**SOURCE MATERIAL**
------------------------------------

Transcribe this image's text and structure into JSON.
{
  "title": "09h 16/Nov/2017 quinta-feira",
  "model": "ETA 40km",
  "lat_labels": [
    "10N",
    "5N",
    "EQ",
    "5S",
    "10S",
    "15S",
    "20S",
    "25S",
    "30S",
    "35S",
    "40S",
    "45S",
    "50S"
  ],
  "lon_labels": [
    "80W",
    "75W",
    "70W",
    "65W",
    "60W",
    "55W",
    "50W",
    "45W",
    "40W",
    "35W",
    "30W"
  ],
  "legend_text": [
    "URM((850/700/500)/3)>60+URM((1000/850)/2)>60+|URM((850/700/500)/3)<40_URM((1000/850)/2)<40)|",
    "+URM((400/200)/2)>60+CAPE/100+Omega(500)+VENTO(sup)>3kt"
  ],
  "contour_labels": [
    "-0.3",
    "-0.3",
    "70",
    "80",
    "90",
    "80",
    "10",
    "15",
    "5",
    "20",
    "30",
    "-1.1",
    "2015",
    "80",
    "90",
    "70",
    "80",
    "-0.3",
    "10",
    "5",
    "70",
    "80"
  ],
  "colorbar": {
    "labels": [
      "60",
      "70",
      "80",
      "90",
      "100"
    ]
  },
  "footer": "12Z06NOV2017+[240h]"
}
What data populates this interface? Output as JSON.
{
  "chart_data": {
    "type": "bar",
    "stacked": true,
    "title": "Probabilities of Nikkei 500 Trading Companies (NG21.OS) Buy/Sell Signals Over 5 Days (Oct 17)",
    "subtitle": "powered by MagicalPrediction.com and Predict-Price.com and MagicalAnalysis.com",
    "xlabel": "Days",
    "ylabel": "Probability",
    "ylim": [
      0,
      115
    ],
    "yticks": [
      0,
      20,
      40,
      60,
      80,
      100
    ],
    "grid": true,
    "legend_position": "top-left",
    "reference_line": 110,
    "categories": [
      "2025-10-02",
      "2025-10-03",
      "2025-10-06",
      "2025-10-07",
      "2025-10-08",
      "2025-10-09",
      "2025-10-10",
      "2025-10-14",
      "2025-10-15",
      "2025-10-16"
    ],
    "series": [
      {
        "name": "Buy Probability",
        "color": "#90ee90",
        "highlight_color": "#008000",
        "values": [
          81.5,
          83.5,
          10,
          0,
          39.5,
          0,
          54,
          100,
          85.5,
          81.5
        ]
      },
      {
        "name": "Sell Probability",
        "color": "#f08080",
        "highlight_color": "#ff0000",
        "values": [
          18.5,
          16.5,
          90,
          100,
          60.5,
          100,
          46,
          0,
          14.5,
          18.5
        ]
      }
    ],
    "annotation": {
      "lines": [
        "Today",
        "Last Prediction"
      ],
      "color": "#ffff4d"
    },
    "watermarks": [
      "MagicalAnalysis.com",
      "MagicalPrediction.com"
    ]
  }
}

------------------------------------

**YOUR GOAL**
Your answer should be a single number: the count of lines that contain "Sell".

**WORKED SOLUTION**
2